• [Given records]
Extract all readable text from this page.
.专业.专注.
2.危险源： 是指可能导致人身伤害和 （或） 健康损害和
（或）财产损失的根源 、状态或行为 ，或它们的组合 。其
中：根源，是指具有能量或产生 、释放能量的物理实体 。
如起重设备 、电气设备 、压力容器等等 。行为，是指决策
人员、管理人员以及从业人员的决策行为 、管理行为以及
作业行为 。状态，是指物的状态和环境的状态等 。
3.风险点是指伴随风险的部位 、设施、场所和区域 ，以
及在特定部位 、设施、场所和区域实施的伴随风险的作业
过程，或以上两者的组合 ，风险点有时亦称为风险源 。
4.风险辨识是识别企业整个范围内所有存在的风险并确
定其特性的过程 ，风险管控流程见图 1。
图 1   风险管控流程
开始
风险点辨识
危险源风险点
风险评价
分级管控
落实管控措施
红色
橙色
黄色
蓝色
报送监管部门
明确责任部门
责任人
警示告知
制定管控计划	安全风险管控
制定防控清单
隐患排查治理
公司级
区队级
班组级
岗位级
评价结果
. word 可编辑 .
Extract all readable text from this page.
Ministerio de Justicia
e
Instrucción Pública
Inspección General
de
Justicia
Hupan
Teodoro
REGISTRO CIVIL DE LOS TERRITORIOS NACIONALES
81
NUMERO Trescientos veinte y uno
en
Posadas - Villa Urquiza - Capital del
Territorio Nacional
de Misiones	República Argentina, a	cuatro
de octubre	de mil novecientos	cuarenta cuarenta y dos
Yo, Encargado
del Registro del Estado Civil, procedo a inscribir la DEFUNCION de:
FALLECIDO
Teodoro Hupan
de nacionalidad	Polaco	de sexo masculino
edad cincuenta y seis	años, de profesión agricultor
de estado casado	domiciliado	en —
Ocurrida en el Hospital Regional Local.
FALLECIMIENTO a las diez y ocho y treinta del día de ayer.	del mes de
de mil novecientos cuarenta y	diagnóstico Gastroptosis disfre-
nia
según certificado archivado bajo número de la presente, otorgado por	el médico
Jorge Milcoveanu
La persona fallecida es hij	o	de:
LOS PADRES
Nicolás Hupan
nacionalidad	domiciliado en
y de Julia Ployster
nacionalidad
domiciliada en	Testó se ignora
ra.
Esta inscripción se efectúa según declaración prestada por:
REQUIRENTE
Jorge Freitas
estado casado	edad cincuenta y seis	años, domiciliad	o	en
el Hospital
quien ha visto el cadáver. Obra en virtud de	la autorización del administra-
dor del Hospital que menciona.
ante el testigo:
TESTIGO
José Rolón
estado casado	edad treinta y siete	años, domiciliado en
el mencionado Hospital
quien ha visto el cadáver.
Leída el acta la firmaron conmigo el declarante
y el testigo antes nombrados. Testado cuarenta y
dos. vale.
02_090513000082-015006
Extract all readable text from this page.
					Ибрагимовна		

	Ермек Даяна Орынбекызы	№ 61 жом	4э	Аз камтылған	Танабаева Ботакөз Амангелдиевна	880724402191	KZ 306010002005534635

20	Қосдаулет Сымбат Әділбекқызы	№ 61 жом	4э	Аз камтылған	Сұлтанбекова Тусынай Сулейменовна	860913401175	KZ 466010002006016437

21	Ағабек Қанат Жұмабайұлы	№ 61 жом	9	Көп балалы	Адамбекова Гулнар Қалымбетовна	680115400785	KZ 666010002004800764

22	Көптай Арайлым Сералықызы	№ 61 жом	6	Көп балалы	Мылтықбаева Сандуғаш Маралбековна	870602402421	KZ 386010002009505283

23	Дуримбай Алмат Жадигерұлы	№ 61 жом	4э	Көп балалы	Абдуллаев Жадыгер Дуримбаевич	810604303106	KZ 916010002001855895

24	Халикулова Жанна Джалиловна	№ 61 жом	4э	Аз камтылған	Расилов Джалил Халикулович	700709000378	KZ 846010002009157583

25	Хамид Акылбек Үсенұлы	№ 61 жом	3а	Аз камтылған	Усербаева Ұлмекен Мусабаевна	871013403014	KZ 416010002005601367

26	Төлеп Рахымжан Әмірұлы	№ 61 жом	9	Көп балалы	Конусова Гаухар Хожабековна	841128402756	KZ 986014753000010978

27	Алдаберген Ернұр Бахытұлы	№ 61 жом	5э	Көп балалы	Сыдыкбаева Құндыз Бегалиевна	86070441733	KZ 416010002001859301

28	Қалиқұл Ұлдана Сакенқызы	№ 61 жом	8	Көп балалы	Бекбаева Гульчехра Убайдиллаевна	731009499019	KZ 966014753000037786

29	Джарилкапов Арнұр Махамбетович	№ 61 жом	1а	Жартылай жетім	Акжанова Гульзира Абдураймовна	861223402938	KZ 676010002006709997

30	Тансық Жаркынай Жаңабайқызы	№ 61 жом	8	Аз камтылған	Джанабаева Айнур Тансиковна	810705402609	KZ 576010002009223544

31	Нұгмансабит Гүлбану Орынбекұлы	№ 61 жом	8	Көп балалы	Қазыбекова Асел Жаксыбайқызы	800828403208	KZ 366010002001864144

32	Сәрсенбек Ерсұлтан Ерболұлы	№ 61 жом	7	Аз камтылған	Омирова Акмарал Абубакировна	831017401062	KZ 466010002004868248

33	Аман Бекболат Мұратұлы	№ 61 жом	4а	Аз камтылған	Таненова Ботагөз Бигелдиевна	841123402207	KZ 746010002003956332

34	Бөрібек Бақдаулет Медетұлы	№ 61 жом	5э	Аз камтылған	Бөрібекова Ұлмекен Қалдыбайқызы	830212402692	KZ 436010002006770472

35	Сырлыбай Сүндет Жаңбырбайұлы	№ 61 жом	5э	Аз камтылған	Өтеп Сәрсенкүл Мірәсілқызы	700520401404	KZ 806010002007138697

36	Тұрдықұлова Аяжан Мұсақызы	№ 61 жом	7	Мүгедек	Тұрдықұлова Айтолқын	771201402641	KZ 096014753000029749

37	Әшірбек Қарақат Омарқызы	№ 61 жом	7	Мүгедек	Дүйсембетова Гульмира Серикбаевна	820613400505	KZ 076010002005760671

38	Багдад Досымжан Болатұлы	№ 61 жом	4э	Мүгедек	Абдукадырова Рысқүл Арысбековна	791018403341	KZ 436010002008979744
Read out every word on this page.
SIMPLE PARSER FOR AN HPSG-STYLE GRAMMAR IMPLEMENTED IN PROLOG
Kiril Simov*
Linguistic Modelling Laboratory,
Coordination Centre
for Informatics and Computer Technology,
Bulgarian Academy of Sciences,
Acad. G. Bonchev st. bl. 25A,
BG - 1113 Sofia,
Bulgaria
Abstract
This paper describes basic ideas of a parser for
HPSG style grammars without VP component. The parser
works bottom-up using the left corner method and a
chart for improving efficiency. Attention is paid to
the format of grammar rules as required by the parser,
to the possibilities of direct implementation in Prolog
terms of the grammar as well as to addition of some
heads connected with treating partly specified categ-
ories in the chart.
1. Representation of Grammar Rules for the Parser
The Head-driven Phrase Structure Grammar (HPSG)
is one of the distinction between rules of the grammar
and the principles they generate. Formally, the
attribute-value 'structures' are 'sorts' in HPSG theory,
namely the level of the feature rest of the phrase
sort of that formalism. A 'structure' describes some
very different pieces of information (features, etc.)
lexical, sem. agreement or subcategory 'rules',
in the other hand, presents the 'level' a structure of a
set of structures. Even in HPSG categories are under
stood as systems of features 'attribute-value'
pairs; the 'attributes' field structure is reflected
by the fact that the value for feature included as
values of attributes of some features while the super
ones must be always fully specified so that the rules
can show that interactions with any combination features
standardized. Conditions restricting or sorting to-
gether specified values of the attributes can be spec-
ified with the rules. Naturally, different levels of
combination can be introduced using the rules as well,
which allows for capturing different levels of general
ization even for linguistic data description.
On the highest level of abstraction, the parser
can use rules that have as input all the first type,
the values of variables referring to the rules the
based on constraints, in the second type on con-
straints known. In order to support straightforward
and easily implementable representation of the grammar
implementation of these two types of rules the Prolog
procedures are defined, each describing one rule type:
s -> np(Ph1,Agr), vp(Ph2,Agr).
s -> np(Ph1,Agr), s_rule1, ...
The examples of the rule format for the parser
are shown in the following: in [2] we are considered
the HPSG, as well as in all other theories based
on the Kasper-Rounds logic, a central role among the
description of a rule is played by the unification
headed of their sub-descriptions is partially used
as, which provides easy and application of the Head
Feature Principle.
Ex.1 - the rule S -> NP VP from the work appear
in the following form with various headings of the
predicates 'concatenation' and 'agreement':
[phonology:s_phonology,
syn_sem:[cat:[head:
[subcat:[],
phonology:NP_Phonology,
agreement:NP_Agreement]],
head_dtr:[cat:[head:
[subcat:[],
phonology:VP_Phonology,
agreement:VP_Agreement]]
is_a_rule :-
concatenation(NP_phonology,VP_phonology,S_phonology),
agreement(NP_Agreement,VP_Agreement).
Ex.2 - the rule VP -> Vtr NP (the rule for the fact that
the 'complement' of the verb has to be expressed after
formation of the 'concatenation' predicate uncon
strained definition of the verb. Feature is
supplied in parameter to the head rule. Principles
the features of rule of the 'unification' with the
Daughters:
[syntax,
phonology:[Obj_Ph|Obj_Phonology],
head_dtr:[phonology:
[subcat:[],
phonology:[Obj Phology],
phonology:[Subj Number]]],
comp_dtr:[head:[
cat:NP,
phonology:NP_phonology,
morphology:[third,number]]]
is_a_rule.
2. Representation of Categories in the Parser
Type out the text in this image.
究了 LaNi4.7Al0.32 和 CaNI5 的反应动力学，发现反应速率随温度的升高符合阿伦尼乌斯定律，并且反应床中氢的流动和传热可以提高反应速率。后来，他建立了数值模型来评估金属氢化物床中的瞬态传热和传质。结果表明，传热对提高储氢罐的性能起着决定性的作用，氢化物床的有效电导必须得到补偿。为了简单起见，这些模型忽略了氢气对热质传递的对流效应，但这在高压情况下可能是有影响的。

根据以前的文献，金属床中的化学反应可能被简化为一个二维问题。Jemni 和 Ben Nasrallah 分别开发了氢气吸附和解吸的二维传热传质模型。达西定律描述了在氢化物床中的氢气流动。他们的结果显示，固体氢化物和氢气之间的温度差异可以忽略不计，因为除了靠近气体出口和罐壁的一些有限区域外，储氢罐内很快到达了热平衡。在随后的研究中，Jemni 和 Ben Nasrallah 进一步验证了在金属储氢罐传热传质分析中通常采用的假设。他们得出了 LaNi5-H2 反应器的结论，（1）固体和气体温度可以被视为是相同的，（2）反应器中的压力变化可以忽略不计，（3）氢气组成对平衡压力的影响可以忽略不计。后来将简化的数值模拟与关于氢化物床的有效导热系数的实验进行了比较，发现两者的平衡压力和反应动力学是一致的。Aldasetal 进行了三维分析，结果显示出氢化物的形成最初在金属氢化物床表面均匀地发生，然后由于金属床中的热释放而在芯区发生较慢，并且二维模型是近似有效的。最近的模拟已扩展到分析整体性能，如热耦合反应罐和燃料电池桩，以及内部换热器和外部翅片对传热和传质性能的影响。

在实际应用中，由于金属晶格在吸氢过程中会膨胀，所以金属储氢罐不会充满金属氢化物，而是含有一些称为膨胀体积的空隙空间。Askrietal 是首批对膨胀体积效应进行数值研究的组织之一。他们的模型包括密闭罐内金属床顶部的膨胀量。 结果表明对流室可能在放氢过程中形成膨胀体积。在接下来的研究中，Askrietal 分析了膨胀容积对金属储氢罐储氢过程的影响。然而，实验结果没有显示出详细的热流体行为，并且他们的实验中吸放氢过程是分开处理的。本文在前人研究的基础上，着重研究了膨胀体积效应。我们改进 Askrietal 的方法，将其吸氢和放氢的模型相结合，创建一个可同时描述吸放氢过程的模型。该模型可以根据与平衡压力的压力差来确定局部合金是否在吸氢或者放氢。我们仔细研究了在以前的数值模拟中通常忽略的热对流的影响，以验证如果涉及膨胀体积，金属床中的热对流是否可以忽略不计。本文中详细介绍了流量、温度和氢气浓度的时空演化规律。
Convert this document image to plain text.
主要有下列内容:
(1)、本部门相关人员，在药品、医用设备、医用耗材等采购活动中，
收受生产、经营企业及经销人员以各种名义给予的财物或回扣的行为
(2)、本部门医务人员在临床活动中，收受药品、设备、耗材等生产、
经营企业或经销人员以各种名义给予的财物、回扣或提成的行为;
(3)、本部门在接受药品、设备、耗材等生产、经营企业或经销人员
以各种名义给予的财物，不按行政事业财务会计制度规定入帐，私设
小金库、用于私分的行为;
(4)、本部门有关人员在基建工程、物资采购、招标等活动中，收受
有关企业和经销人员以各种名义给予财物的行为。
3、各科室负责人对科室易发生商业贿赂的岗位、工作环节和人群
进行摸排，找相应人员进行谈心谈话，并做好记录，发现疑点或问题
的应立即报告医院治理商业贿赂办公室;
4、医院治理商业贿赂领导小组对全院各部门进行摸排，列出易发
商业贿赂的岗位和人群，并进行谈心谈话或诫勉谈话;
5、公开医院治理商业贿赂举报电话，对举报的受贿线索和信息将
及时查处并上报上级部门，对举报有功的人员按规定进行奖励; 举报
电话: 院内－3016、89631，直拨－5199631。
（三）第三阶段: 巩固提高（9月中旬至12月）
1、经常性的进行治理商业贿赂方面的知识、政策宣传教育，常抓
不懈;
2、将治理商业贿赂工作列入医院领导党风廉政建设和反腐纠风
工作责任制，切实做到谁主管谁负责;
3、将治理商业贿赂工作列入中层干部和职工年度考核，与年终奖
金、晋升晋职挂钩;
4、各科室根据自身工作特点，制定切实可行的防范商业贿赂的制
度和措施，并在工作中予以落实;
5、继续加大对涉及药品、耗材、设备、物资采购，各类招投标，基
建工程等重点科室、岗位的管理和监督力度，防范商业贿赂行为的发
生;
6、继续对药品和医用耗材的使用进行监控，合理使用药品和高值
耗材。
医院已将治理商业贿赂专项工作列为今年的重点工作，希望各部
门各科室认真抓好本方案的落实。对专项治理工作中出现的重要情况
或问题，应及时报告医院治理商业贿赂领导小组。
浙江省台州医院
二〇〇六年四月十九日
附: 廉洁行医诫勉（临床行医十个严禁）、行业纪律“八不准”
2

• [Work to do] Identify and extract each line of the listing that contains "different".

• [Finished exercise]
very different pieces of information (features, etc.)
ified with the rules. Naturally, different levels of
which allows for capturing different levels of general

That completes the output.